Dataset excerpt:
▬▬▬▬▬▬▬▬▬▬

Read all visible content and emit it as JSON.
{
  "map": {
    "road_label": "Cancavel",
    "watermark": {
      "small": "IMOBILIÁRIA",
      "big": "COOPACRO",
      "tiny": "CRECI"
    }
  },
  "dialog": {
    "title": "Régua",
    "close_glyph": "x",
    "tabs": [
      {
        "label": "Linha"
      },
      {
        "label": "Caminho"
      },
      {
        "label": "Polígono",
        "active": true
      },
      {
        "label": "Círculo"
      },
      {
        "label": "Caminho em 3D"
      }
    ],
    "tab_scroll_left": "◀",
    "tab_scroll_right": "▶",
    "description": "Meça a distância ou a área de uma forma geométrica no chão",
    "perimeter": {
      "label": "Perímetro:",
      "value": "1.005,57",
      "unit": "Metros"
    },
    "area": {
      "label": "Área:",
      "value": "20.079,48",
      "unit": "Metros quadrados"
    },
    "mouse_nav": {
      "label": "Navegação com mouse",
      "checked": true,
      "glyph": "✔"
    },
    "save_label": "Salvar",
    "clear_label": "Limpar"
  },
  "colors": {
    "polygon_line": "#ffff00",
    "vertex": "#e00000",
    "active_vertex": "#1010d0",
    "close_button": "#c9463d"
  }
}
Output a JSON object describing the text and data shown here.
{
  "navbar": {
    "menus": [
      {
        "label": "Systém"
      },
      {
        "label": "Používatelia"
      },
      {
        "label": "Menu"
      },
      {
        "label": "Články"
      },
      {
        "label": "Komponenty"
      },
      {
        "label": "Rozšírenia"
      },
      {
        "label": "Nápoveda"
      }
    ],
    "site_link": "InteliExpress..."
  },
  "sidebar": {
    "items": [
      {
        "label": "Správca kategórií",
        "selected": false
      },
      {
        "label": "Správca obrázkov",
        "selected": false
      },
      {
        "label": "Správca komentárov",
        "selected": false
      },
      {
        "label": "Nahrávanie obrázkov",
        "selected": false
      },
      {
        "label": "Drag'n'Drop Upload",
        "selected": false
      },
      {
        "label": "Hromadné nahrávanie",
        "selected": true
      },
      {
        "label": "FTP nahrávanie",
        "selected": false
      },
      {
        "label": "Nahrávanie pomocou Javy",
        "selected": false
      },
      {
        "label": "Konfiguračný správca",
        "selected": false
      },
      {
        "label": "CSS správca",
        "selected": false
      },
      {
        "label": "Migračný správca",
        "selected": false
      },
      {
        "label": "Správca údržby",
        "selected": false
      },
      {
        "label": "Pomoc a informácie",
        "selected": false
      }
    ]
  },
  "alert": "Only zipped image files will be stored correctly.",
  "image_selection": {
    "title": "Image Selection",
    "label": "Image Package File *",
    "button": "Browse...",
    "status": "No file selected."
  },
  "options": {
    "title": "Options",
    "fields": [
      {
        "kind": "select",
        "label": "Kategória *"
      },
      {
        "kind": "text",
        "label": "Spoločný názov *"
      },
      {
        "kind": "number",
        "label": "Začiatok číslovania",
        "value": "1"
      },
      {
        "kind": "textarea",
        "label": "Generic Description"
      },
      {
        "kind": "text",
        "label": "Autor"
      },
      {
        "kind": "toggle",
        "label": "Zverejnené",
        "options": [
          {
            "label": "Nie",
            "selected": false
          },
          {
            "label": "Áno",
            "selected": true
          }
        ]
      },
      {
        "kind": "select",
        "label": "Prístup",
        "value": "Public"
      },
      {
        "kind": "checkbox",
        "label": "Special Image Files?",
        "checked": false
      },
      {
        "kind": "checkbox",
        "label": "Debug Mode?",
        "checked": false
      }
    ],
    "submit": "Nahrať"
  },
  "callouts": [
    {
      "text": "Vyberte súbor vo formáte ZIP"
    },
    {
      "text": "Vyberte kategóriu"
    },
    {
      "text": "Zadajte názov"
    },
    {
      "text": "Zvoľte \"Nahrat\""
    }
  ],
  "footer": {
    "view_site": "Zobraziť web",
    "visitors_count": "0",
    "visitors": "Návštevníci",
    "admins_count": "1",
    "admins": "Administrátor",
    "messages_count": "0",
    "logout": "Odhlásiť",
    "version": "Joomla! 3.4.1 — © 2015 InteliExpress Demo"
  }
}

▬▬▬▬▬▬▬▬▬▬

Job
Of the lines in the material, how many contain the word "JSON"? Reply with the number and nothing else.

Answer
2